-------- Sayfa Alıntısı
Haber Arama
Haber Yada Kategori Arayın...
Türkiye AB’den uzaklaşıyor
AP Raportörü: Türkiye'nin AB süreci kalıcı OHAL yasalarıyla tıkandı
Avrupa Parlamentosu’nun Türkiye raportörü Nacho Sanchez Amor, Euronews Türkçe’ye verdiği özel röportajda, Türkiye’nin Avrupa Birliği’ne tam üyelik hedefinden giderek uzaklaştığını ve mevcut yönetim sisteminin “Rus modeline” benzetilebileceğini belirtti.

Amor, ayrıca PKK’nın silah bırakmasının vize serbestisi sürecine olası etkisi ve Türkiye’nin vize engelleri üzerine de değerlendirmelerde bulundu.

Amor, 15 Temmuz 2016’daki darbe girişimi sonrası ilan edilen olağanüstü hal (OHAL) kapsamında çıkarılan yasaların kalıcı hale gelmesiyle Türkiye’nin AB üyelik yolunda önemli bir tıkanma yaşandığını söyledi.
----------------
**Çözülecek Sorular**
A) Türkiye–AB haberine göre raportör, Türkiye'deki mevcut yönetim sistemini neye benzetiyor?
B) Türkiye–AB haberinde "Amor, ayrıca PKK’nın" sözlerinden "tıkanma yaşandığını söyledi." sözlerine kadar olan kısmı hiç değiştirmeden geri ver.
-------- Veri Bölümü
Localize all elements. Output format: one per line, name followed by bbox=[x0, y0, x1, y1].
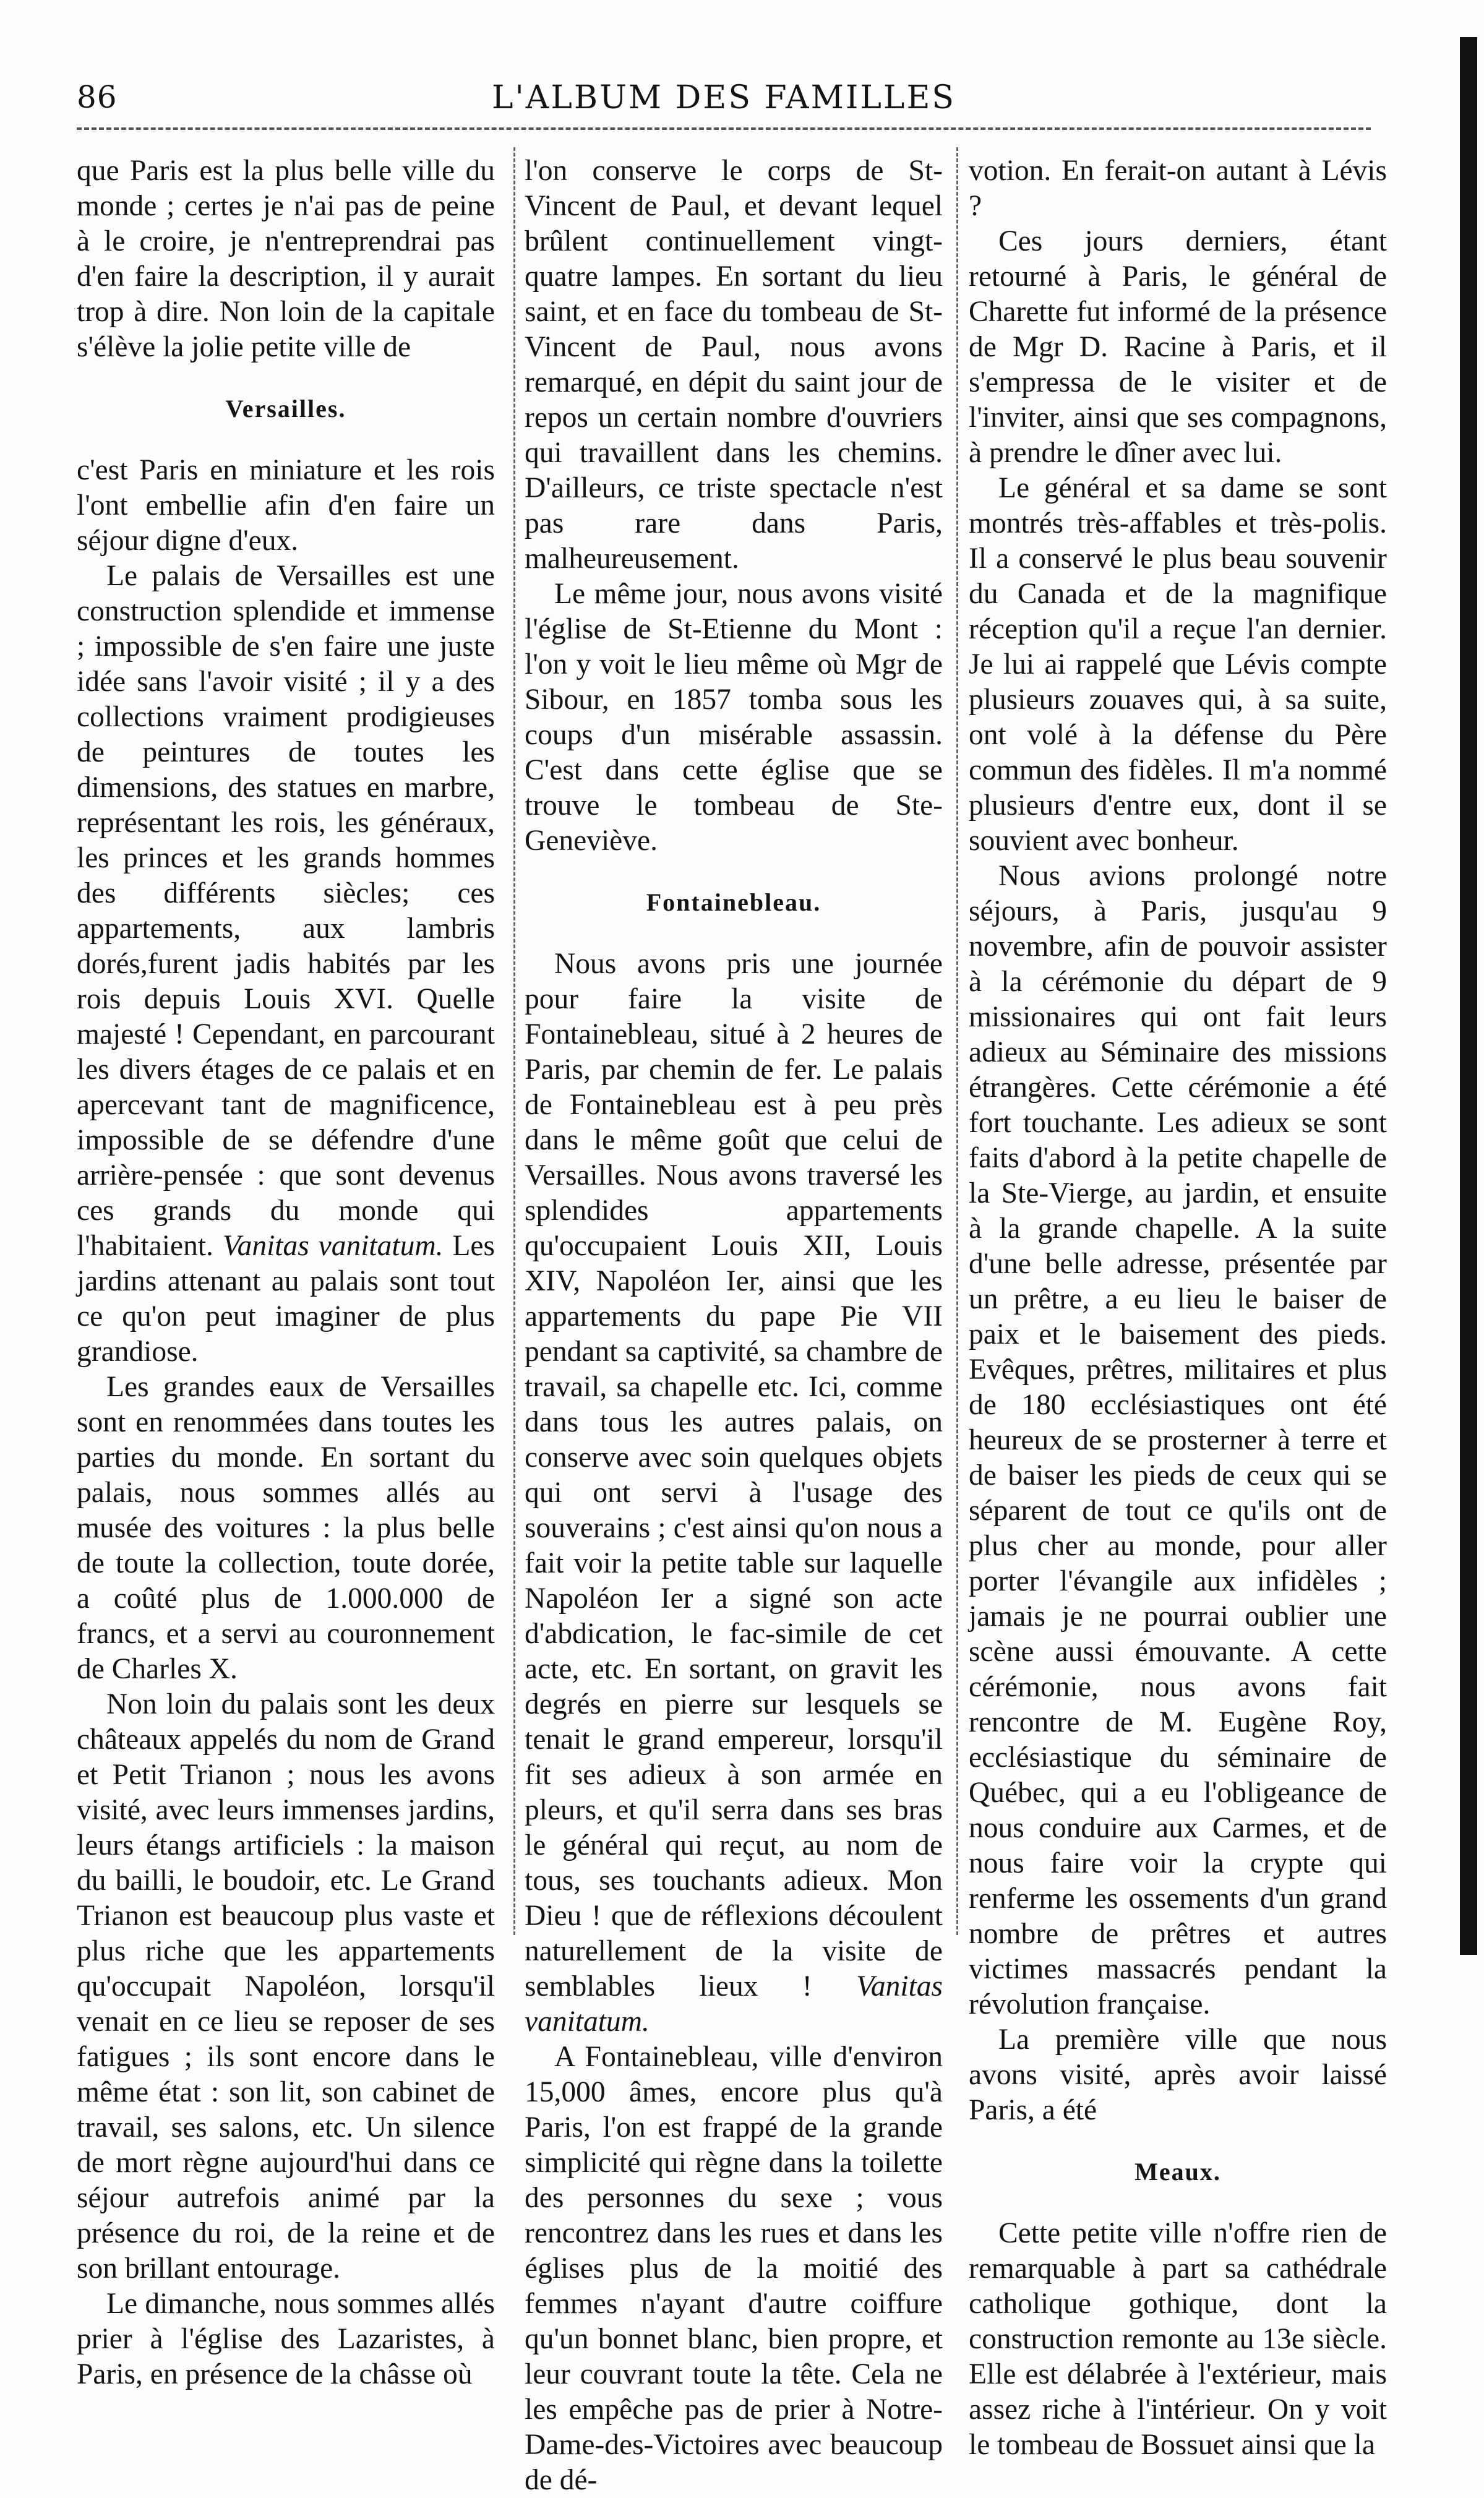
----------------
**Soruların Cevapları**
A) Rus modeline.

B)
Amor, ayrıca PKK’nın silah bırakmasının vize serbestisi sürecine olası etkisi ve Türkiye’nin vize engelleri üzerine de değerlendirmelerde bulundu.

Amor, 15 Temmuz 2016’daki darbe girişimi sonrası ilan edilen olağanüstü hal (OHAL) kapsamında çıkarılan yasaların kalıcı hale gelmesiyle Türkiye’nin AB üyelik yolunda önemli bir tıkanma yaşandığını söyledi.